Short problem A >> Translate this sentence from the text on SATA cable traffic into Spanish: "There isn't a lot of traffic to/from the disks."

Text shown >>
Edits: 07/11/14Follow Ups:
Do you have any information as to how often and/or how much "health" or "keep alive" interaction goes over SATA cables in Windows operating systems? I suspect this may depend on how the BIOS and OS have been set up.
There isn't a lot of traffic to/from the disks. The disk I/O light on the PC flashes all the time when I play music off the hard drive, but it rarely flashes while playing music out of the RAM disk. The O/S seldom goes to disk as most of its activity seems to come out of cached RAM.
Tony Lauck
"Diversity is the law of nature; no two entities in this universe are uniform." - P.R. Sarkar
"The O/S seldom goes to disk as most of its activity seems to come out of cached RAM."
Besides, if your OS disk is separate from your external disk holding your music library, any non-cached OS interactions will be to your internal disk which should not have a long exposed SATA cable outside the shielded computer enclosure.

Input data >>
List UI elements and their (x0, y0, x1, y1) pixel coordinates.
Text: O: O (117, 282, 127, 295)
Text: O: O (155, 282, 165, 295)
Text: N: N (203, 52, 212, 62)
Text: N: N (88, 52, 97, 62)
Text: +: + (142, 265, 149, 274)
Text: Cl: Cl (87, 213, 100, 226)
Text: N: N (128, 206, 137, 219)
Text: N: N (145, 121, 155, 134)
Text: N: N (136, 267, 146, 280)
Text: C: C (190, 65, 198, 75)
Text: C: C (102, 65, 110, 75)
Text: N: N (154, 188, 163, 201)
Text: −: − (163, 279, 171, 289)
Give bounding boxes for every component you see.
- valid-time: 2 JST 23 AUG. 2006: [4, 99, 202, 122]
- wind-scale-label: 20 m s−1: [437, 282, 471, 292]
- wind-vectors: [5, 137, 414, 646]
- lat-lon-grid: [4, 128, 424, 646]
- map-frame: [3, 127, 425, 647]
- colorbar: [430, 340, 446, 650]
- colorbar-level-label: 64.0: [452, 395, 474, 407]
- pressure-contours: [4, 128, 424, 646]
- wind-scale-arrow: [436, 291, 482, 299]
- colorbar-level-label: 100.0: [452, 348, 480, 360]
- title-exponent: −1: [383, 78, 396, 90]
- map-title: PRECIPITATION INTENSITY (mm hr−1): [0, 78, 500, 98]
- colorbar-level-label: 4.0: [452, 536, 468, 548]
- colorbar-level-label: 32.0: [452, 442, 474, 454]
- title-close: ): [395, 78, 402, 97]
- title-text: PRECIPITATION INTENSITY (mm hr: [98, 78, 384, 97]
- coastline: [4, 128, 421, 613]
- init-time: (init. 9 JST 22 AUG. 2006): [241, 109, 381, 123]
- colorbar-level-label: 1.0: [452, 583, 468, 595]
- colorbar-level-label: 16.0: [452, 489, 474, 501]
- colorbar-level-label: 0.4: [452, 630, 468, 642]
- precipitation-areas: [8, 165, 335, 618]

Short problem B >> Return the lines of the records unchanged, beginning with the first line of the records and ending with the line that contains "Text: C: C (190, 65, 198, 75)", including both of those lines.

Full answer A >> No hay mucho tráfico hacia y desde los discos.

Full answer B >>
List UI elements and their (x0, y0, x1, y1) pixel coordinates.
Text: O: O (117, 282, 127, 295)
Text: O: O (155, 282, 165, 295)
Text: N: N (203, 52, 212, 62)
Text: N: N (88, 52, 97, 62)
Text: +: + (142, 265, 149, 274)
Text: Cl: Cl (87, 213, 100, 226)
Text: N: N (128, 206, 137, 219)
Text: N: N (145, 121, 155, 134)
Text: N: N (136, 267, 146, 280)
Text: C: C (190, 65, 198, 75)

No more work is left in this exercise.